**EXERCISE TASK:**
Copy out all of the data below with no alterations.
--- Begin ENTRIES PROVIDED ---
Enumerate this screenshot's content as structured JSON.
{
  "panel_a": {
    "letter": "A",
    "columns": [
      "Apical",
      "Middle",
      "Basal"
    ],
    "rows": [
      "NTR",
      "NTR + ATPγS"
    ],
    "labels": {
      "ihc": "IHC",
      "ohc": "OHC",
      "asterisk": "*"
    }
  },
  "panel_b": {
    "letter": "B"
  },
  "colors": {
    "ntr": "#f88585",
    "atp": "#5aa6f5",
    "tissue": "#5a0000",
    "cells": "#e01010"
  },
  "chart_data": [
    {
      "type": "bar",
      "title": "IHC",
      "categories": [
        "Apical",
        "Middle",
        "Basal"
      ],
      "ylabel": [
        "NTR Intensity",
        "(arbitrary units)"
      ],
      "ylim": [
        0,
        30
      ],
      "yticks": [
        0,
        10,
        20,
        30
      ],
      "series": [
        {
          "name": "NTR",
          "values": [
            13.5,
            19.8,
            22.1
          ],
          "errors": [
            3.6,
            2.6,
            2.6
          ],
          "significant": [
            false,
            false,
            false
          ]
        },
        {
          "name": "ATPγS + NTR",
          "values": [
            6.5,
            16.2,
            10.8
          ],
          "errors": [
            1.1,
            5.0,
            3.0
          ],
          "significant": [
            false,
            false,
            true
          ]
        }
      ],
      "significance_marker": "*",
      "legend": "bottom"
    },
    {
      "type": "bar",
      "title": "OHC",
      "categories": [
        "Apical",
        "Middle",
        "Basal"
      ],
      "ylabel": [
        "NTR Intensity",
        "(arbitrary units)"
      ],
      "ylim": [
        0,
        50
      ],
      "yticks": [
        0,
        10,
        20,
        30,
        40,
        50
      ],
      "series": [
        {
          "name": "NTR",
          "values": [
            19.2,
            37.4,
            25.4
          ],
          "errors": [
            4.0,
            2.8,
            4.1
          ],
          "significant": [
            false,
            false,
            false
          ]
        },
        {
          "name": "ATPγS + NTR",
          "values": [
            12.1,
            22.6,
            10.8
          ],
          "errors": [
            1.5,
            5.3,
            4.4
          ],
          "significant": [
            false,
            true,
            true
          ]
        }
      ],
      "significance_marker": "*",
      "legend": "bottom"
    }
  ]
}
--- End ENTRIES PROVIDED ---
**SOLUTION FOR THIS TASK:**
Enumerate this screenshot's content as structured JSON.
{
  "panel_a": {
    "letter": "A",
    "columns": [
      "Apical",
      "Middle",
      "Basal"
    ],
    "rows": [
      "NTR",
      "NTR + ATPγS"
    ],
    "labels": {
      "ihc": "IHC",
      "ohc": "OHC",
      "asterisk": "*"
    }
  },
  "panel_b": {
    "letter": "B"
  },
  "colors": {
    "ntr": "#f88585",
    "atp": "#5aa6f5",
    "tissue": "#5a0000",
    "cells": "#e01010"
  },
  "chart_data": [
    {
      "type": "bar",
      "title": "IHC",
      "categories": [
        "Apical",
        "Middle",
        "Basal"
      ],
      "ylabel": [
        "NTR Intensity",
        "(arbitrary units)"
      ],
      "ylim": [
        0,
        30
      ],
      "yticks": [
        0,
        10,
        20,
        30
      ],
      "series": [
        {
          "name": "NTR",
          "values": [
            13.5,
            19.8,
            22.1
          ],
          "errors": [
            3.6,
            2.6,
            2.6
          ],
          "significant": [
            false,
            false,
            false
          ]
        },
        {
          "name": "ATPγS + NTR",
          "values": [
            6.5,
            16.2,
            10.8
          ],
          "errors": [
            1.1,
            5.0,
            3.0
          ],
          "significant": [
            false,
            false,
            true
          ]
        }
      ],
      "significance_marker": "*",
      "legend": "bottom"
    },
    {
      "type": "bar",
      "title": "OHC",
      "categories": [
        "Apical",
        "Middle",
        "Basal"
      ],
      "ylabel": [
        "NTR Intensity",
        "(arbitrary units)"
      ],
      "ylim": [
        0,
        50
      ],
      "yticks": [
        0,
        10,
        20,
        30,
        40,
        50
      ],
      "series": [
        {
          "name": "NTR",
          "values": [
            19.2,
            37.4,
            25.4
          ],
          "errors": [
            4.0,
            2.8,
            4.1
          ],
          "significant": [
            false,
            false,
            false
          ]
        },
        {
          "name": "ATPγS + NTR",
          "values": [
            12.1,
            22.6,
            10.8
          ],
          "errors": [
            1.5,
            5.3,
            4.4
          ],
          "significant": [
            false,
            true,
            true
          ]
        }
      ],
      "significance_marker": "*",
      "legend": "bottom"
    }
  ]
}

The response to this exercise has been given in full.